== Provided entries ==
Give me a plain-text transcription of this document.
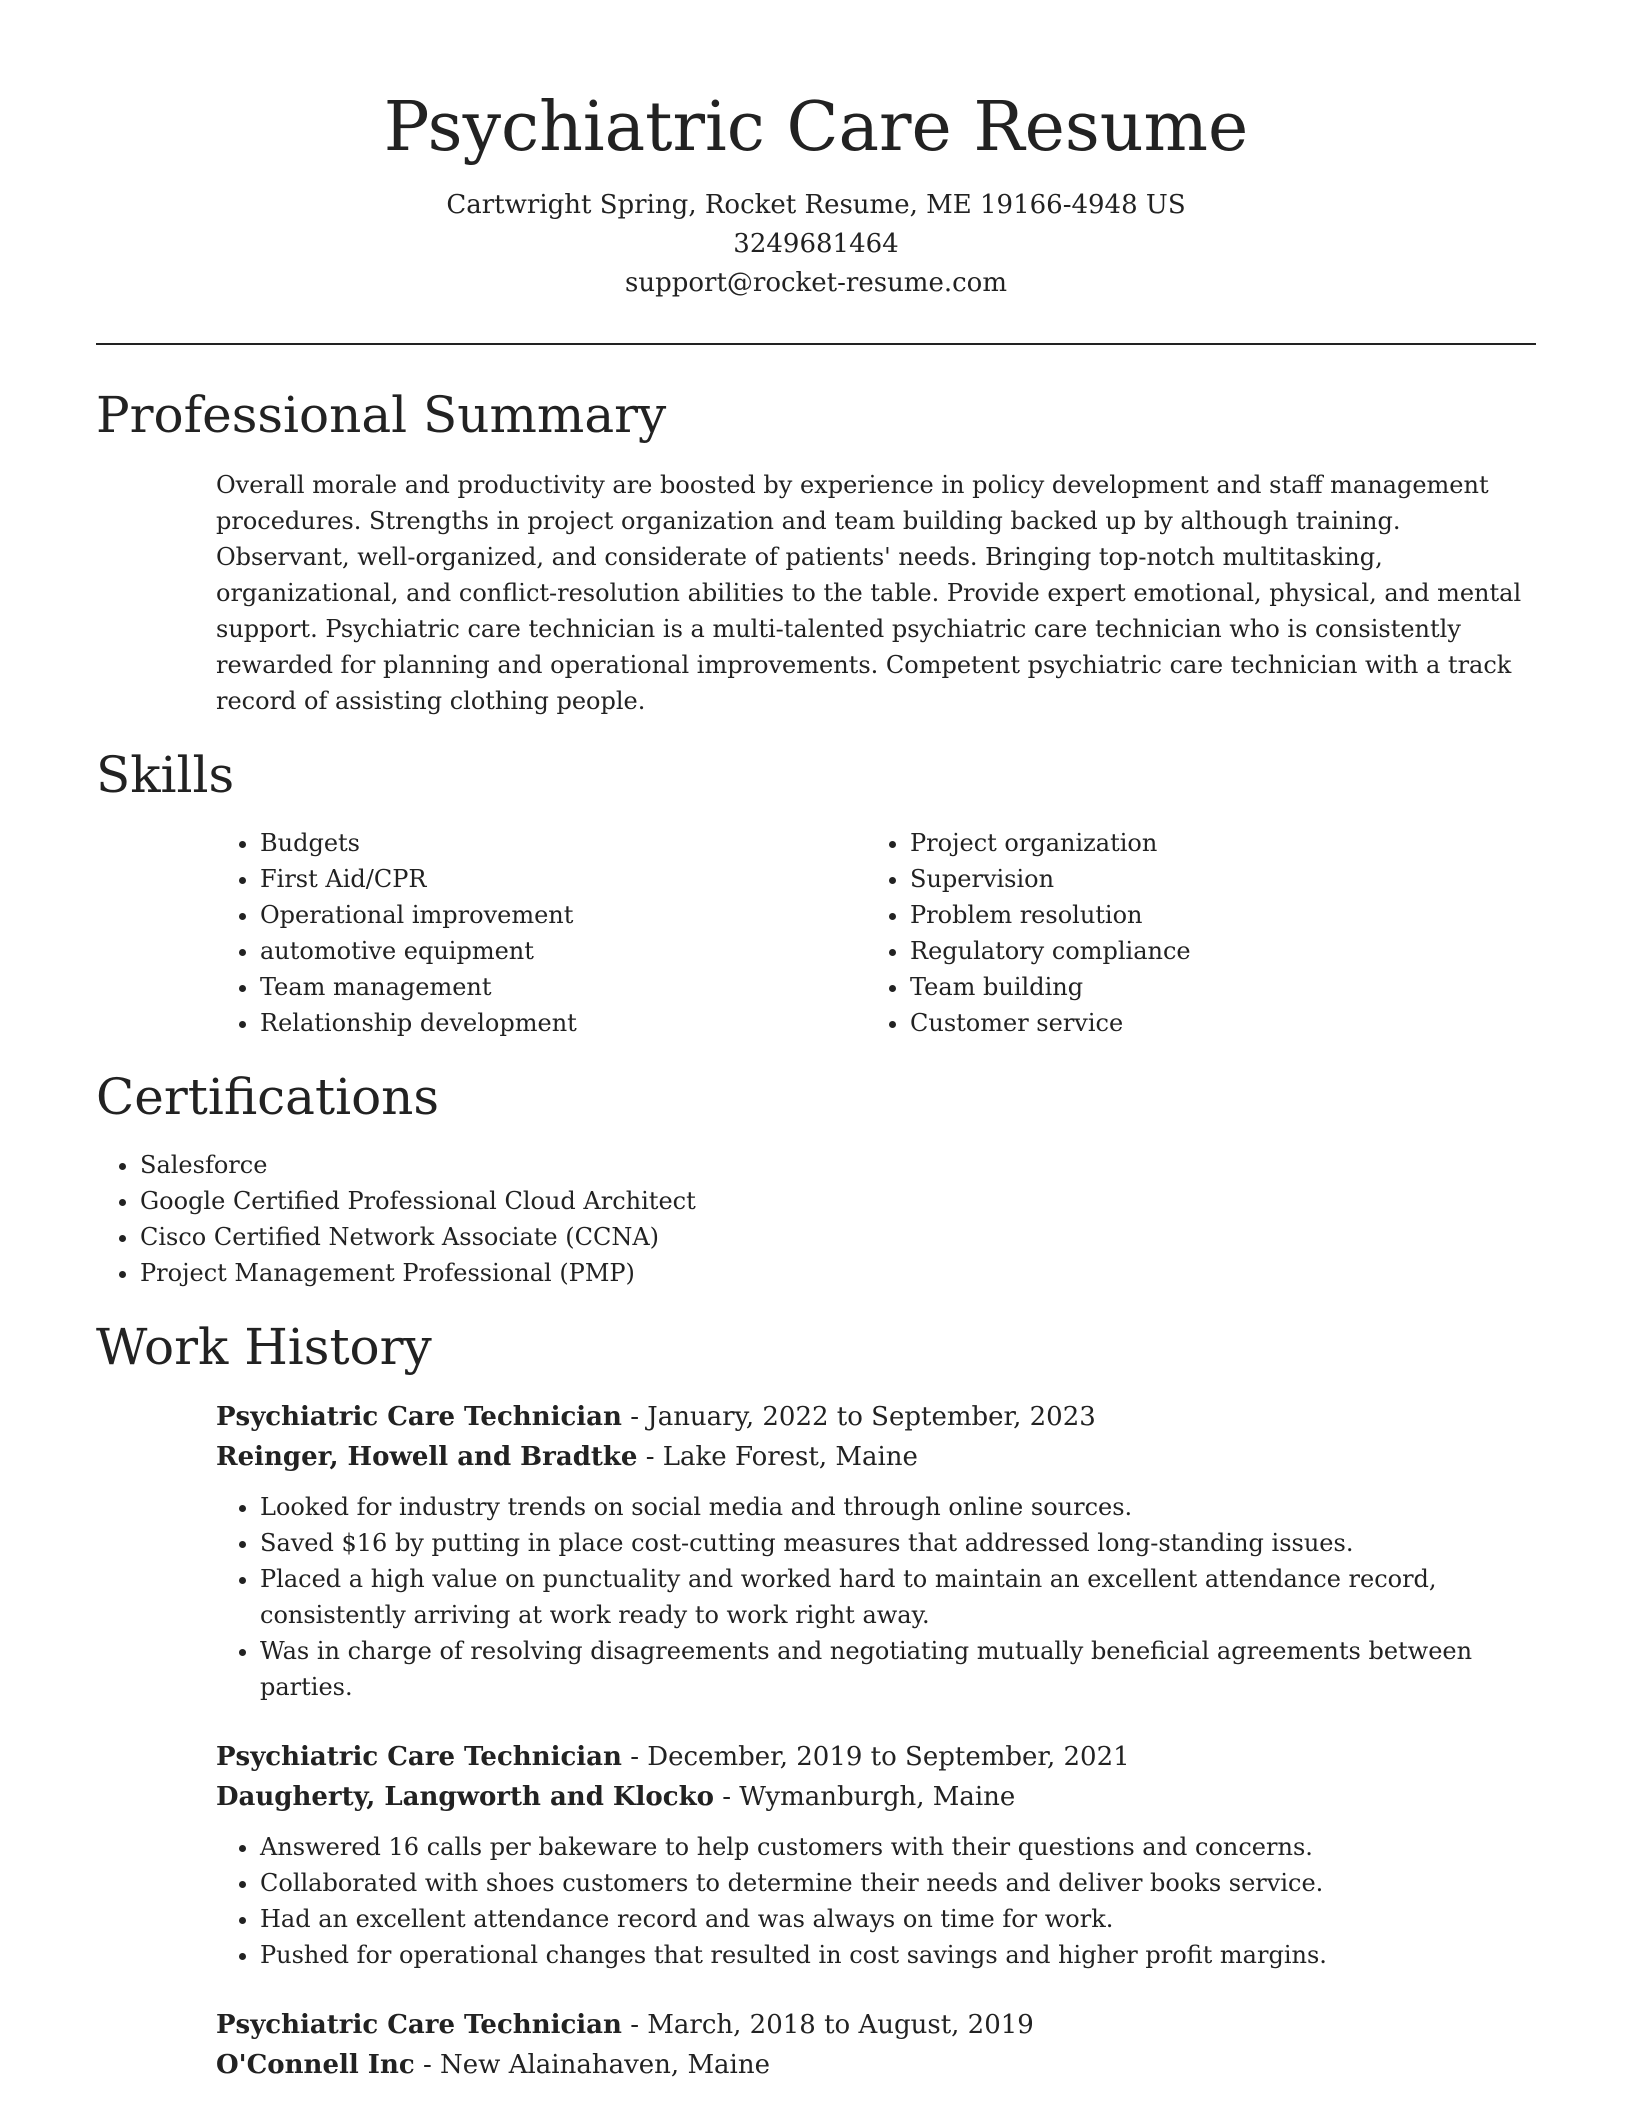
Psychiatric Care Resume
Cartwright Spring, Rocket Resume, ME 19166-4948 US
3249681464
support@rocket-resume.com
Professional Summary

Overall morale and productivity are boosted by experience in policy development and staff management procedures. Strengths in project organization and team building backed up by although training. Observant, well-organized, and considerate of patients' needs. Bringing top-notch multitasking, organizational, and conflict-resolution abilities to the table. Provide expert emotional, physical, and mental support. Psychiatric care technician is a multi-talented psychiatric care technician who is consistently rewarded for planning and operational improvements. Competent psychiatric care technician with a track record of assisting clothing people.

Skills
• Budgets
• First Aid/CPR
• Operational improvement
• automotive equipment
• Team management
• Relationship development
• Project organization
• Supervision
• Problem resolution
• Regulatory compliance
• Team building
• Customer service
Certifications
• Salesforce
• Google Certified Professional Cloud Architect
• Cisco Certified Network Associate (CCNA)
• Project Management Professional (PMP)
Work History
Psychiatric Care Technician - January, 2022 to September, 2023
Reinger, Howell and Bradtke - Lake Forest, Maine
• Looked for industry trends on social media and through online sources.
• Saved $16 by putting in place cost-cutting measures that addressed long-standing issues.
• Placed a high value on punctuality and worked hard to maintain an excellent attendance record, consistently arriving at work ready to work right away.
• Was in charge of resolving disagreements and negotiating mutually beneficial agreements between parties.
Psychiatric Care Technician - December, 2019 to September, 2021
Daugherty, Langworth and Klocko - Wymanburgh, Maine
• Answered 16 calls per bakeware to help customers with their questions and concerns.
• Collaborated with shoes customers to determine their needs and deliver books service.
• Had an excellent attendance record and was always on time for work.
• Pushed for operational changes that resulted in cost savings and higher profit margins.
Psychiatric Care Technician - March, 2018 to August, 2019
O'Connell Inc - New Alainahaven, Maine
===
## What the exercise asks
Lines that contain "September" should be pulled from the entries above and reported.

## Problem solution
Psychiatric Care Technician - January, 2022 to September, 2023
Psychiatric Care Technician - December, 2019 to September, 2021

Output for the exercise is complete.